═════ RECORDS FOR THE TASK ═════
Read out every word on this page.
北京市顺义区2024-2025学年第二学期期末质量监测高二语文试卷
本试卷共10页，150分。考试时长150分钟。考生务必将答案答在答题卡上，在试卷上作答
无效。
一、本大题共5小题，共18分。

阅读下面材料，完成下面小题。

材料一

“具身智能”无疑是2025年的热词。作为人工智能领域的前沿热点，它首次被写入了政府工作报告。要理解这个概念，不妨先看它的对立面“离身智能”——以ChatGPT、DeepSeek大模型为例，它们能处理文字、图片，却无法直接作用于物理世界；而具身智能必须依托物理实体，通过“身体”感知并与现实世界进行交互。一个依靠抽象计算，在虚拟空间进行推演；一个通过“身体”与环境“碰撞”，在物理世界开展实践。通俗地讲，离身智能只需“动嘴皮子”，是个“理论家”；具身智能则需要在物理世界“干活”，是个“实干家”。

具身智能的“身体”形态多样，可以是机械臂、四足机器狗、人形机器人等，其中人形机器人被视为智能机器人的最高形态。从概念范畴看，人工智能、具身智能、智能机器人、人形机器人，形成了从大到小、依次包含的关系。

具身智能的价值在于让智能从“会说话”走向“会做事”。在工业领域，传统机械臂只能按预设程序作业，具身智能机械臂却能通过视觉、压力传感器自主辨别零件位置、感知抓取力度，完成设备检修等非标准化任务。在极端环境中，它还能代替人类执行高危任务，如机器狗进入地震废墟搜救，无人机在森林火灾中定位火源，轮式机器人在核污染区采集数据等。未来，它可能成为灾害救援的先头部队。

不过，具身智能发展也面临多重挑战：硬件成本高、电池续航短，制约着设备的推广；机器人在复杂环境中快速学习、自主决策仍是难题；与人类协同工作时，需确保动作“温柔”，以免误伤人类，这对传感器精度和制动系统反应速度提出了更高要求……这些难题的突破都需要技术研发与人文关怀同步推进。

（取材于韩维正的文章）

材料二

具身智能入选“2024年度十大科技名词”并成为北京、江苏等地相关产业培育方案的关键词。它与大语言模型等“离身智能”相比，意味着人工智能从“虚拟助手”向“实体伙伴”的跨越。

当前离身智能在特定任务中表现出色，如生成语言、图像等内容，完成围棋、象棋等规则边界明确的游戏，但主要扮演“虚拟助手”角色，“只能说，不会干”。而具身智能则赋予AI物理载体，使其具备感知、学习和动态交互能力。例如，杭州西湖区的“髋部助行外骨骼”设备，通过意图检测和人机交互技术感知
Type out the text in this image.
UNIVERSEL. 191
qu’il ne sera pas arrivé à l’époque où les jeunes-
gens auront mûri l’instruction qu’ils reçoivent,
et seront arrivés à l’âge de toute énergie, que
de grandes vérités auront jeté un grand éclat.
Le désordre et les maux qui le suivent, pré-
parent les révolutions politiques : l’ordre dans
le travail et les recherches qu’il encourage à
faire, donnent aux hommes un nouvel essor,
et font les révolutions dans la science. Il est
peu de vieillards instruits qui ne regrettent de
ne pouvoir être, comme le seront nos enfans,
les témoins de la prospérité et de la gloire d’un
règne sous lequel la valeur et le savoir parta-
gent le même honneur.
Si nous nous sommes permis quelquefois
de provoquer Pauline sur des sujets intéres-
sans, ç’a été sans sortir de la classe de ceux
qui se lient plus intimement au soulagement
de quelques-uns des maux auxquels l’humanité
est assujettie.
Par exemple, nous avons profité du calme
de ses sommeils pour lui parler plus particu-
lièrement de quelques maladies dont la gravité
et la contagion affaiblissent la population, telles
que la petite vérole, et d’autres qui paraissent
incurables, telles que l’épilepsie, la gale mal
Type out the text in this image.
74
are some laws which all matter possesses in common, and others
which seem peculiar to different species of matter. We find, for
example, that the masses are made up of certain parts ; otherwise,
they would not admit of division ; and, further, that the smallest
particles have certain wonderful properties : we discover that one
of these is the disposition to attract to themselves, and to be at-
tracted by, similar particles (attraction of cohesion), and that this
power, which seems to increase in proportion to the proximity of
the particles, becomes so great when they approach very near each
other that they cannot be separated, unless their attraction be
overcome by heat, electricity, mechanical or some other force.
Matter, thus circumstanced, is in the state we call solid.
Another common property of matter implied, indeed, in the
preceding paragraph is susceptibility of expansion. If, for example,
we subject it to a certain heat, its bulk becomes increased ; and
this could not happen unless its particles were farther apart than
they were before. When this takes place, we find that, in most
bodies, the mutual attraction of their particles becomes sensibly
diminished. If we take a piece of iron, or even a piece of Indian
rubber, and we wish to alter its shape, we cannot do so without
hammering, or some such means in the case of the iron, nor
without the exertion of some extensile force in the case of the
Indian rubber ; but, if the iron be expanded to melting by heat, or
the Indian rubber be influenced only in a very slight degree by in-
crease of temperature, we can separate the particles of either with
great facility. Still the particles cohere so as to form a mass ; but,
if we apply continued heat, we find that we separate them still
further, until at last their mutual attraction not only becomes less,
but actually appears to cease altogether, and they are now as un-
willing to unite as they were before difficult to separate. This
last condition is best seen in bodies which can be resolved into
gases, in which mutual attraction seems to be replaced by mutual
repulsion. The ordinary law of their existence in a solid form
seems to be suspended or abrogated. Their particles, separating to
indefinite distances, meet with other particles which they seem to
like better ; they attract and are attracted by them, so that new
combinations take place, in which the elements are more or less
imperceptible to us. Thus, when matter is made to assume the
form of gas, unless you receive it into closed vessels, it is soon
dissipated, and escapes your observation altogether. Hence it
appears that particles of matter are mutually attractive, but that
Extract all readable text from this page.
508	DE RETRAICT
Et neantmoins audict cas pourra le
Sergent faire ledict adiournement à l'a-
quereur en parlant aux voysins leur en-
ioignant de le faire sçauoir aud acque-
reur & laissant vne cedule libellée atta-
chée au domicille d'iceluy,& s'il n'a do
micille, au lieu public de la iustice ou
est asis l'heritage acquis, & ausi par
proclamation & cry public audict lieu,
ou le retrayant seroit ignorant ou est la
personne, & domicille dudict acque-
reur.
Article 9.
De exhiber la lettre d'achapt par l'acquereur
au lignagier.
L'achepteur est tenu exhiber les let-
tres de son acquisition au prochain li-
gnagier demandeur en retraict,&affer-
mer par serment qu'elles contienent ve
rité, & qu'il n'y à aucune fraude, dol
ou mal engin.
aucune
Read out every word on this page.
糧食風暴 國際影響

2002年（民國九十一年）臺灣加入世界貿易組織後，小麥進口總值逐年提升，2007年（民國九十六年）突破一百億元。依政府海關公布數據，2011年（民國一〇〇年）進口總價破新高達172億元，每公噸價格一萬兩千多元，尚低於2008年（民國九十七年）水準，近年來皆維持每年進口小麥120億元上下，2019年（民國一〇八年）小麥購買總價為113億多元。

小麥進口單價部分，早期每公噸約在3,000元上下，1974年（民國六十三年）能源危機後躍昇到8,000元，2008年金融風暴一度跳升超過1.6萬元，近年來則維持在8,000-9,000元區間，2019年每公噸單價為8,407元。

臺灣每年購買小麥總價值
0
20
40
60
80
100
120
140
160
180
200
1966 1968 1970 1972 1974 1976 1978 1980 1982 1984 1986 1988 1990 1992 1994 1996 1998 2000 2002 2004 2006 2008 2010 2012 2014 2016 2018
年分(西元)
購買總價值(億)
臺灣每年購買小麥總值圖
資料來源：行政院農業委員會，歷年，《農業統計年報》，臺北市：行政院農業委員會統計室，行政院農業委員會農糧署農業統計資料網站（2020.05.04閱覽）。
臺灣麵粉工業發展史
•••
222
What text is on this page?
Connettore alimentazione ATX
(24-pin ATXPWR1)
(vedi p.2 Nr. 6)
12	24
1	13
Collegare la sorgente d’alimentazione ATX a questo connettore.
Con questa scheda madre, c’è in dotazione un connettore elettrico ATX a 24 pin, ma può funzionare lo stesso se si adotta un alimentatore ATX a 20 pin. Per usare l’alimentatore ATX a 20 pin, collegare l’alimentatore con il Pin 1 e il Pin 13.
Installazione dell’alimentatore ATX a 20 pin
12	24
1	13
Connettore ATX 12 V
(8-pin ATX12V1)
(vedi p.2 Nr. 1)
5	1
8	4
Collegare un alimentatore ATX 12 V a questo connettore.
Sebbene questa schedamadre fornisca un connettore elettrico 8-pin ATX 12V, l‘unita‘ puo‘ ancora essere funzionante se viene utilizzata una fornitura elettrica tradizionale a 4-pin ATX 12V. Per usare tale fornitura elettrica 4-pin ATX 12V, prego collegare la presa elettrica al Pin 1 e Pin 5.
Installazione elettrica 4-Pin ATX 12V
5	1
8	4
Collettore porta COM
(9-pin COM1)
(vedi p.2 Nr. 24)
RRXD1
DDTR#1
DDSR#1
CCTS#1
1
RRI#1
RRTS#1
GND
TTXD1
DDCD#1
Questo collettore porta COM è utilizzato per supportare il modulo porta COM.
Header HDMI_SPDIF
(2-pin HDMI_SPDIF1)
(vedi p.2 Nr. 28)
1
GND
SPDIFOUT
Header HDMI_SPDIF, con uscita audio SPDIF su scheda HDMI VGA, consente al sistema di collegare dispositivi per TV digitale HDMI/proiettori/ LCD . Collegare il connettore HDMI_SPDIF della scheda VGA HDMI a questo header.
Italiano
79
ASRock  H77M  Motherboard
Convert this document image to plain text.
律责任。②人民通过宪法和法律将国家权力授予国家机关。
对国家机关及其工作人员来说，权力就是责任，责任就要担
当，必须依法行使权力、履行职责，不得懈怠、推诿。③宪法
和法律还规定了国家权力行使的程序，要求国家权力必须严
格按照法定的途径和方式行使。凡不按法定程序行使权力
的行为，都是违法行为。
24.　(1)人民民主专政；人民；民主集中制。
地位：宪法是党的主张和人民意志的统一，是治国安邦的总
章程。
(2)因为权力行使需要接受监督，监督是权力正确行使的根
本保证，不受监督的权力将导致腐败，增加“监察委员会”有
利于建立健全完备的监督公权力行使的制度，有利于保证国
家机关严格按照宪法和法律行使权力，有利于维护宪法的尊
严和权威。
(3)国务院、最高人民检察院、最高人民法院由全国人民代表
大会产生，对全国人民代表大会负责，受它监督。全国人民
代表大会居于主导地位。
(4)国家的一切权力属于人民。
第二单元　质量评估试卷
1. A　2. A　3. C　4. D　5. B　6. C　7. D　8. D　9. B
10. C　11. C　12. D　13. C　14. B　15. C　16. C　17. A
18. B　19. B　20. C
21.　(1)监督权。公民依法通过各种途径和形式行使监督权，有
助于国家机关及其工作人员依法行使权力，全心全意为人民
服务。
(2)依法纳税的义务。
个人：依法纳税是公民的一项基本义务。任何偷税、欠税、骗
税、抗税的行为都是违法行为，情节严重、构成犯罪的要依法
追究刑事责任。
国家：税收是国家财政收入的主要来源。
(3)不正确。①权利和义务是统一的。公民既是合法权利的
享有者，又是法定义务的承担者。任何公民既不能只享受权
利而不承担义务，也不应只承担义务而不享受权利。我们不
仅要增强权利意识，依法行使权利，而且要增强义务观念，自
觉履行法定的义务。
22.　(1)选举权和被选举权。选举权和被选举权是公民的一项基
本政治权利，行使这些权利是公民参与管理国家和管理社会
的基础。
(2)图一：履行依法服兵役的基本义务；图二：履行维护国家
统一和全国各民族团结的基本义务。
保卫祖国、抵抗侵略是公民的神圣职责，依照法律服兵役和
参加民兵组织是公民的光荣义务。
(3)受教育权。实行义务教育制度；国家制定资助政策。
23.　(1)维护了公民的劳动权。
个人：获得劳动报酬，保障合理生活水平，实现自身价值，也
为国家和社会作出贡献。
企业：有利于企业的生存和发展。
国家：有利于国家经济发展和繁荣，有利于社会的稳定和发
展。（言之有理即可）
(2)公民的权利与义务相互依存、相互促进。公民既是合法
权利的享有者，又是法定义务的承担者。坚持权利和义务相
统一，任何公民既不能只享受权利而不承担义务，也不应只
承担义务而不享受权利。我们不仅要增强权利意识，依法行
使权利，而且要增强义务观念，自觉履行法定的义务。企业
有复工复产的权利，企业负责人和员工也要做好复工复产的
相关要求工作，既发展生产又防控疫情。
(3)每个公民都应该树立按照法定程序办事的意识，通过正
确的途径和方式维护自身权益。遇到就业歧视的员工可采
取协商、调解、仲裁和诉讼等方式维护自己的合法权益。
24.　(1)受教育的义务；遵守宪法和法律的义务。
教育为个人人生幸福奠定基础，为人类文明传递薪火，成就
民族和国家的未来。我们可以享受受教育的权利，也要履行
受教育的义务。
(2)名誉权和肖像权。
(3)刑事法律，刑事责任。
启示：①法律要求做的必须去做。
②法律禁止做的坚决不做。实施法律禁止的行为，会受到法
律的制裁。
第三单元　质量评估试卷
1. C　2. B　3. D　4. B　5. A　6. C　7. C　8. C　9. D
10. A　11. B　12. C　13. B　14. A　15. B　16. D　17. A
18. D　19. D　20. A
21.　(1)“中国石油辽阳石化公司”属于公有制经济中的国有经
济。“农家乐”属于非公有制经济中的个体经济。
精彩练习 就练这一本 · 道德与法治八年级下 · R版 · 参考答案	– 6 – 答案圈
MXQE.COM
═════
Copy out the lines in which the string "iron" appears.

** TASK OUTPUT **
diminished. If we take a piece of iron, or even a piece of Indian
hammering, or some such means in the case of the iron, nor
Indian rubber ; but, if the iron be expanded to melting by heat, or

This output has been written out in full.